Structured figure records ▸
<<<<
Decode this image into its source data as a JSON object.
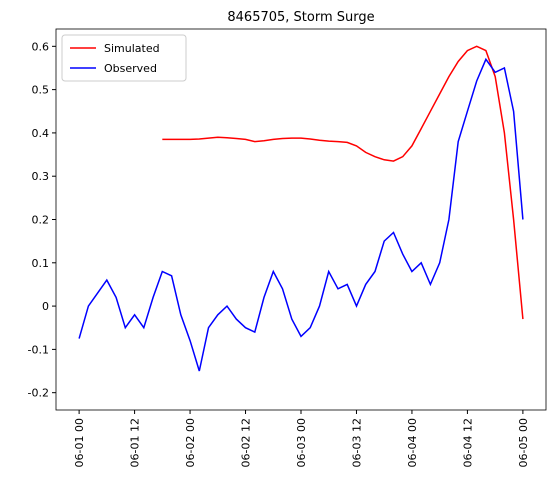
{
  "chart_data": {
    "type": "line",
    "title": "8465705, Storm Surge",
    "x": [
      "06-01 00",
      "06-01 02",
      "06-01 04",
      "06-01 06",
      "06-01 08",
      "06-01 10",
      "06-01 12",
      "06-01 14",
      "06-01 16",
      "06-01 18",
      "06-01 20",
      "06-01 22",
      "06-02 00",
      "06-02 02",
      "06-02 04",
      "06-02 06",
      "06-02 08",
      "06-02 10",
      "06-02 12",
      "06-02 14",
      "06-02 16",
      "06-02 18",
      "06-02 20",
      "06-02 22",
      "06-03 00",
      "06-03 02",
      "06-03 04",
      "06-03 06",
      "06-03 08",
      "06-03 10",
      "06-03 12",
      "06-03 14",
      "06-03 16",
      "06-03 18",
      "06-03 20",
      "06-03 22",
      "06-04 00",
      "06-04 02",
      "06-04 04",
      "06-04 06",
      "06-04 08",
      "06-04 10",
      "06-04 12",
      "06-04 14",
      "06-04 16",
      "06-04 18",
      "06-04 20",
      "06-04 22",
      "06-05 00"
    ],
    "series": [
      {
        "name": "Simulated",
        "color": "#ff0000",
        "values": [
          null,
          null,
          null,
          null,
          null,
          null,
          null,
          null,
          null,
          0.385,
          0.385,
          0.385,
          0.385,
          0.386,
          0.388,
          0.39,
          0.389,
          0.387,
          0.385,
          0.38,
          0.382,
          0.385,
          0.387,
          0.388,
          0.388,
          0.386,
          0.383,
          0.381,
          0.38,
          0.378,
          0.37,
          0.355,
          0.345,
          0.338,
          0.335,
          0.345,
          0.37,
          0.41,
          0.45,
          0.49,
          0.53,
          0.565,
          0.59,
          0.6,
          0.59,
          0.53,
          0.4,
          0.2,
          -0.03
        ]
      },
      {
        "name": "Observed",
        "color": "#0000ff",
        "values": [
          -0.075,
          0.0,
          0.03,
          0.06,
          0.02,
          -0.05,
          -0.02,
          -0.05,
          0.02,
          0.08,
          0.07,
          -0.02,
          -0.08,
          -0.15,
          -0.05,
          -0.02,
          0.0,
          -0.03,
          -0.05,
          -0.06,
          0.02,
          0.08,
          0.04,
          -0.03,
          -0.07,
          -0.05,
          0.0,
          0.08,
          0.04,
          0.05,
          0.0,
          0.05,
          0.08,
          0.15,
          0.17,
          0.12,
          0.08,
          0.1,
          0.05,
          0.1,
          0.2,
          0.38,
          0.45,
          0.52,
          0.57,
          0.54,
          0.55,
          0.45,
          0.2
        ]
      }
    ],
    "xlim": [
      "05-31 19",
      "06-05 05"
    ],
    "xticks": [
      "06-01 00",
      "06-01 12",
      "06-02 00",
      "06-02 12",
      "06-03 00",
      "06-03 12",
      "06-04 00",
      "06-04 12",
      "06-05 00"
    ],
    "ylim": [
      -0.24,
      0.64
    ],
    "yticks": [
      -0.2,
      -0.1,
      0.0,
      0.1,
      0.2,
      0.3,
      0.4,
      0.5,
      0.6
    ],
    "legend": "upper left"
  }
}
>>>>
PROBLEM DESCRIPTION ▸
Write out the listing above exactly as it stands, pictures excluded.

TASK SOLUTION ▸
Decode this image into its source data as a JSON object.
{
  "chart_data": {
    "type": "line",
    "title": "8465705, Storm Surge",
    "x": [
      "06-01 00",
      "06-01 02",
      "06-01 04",
      "06-01 06",
      "06-01 08",
      "06-01 10",
      "06-01 12",
      "06-01 14",
      "06-01 16",
      "06-01 18",
      "06-01 20",
      "06-01 22",
      "06-02 00",
      "06-02 02",
      "06-02 04",
      "06-02 06",
      "06-02 08",
      "06-02 10",
      "06-02 12",
      "06-02 14",
      "06-02 16",
      "06-02 18",
      "06-02 20",
      "06-02 22",
      "06-03 00",
      "06-03 02",
      "06-03 04",
      "06-03 06",
      "06-03 08",
      "06-03 10",
      "06-03 12",
      "06-03 14",
      "06-03 16",
      "06-03 18",
      "06-03 20",
      "06-03 22",
      "06-04 00",
      "06-04 02",
      "06-04 04",
      "06-04 06",
      "06-04 08",
      "06-04 10",
      "06-04 12",
      "06-04 14",
      "06-04 16",
      "06-04 18",
      "06-04 20",
      "06-04 22",
      "06-05 00"
    ],
    "series": [
      {
        "name": "Simulated",
        "color": "#ff0000",
        "values": [
          null,
          null,
          null,
          null,
          null,
          null,
          null,
          null,
          null,
          0.385,
          0.385,
          0.385,
          0.385,
          0.386,
          0.388,
          0.39,
          0.389,
          0.387,
          0.385,
          0.38,
          0.382,
          0.385,
          0.387,
          0.388,
          0.388,
          0.386,
          0.383,
          0.381,
          0.38,
          0.378,
          0.37,
          0.355,
          0.345,
          0.338,
          0.335,
          0.345,
          0.37,
          0.41,
          0.45,
          0.49,
          0.53,
          0.565,
          0.59,
          0.6,
          0.59,
          0.53,
          0.4,
          0.2,
          -0.03
        ]
      },
      {
        "name": "Observed",
        "color": "#0000ff",
        "values": [
          -0.075,
          0.0,
          0.03,
          0.06,
          0.02,
          -0.05,
          -0.02,
          -0.05,
          0.02,
          0.08,
          0.07,
          -0.02,
          -0.08,
          -0.15,
          -0.05,
          -0.02,
          0.0,
          -0.03,
          -0.05,
          -0.06,
          0.02,
          0.08,
          0.04,
          -0.03,
          -0.07,
          -0.05,
          0.0,
          0.08,
          0.04,
          0.05,
          0.0,
          0.05,
          0.08,
          0.15,
          0.17,
          0.12,
          0.08,
          0.1,
          0.05,
          0.1,
          0.2,
          0.38,
          0.45,
          0.52,
          0.57,
          0.54,
          0.55,
          0.45,
          0.2
        ]
      }
    ],
    "xlim": [
      "05-31 19",
      "06-05 05"
    ],
    "xticks": [
      "06-01 00",
      "06-01 12",
      "06-02 00",
      "06-02 12",
      "06-03 00",
      "06-03 12",
      "06-04 00",
      "06-04 12",
      "06-05 00"
    ],
    "ylim": [
      -0.24,
      0.64
    ],
    "yticks": [
      -0.2,
      -0.1,
      0.0,
      0.1,
      0.2,
      0.3,
      0.4,
      0.5,
      0.6
    ],
    "legend": "upper left"
  }
}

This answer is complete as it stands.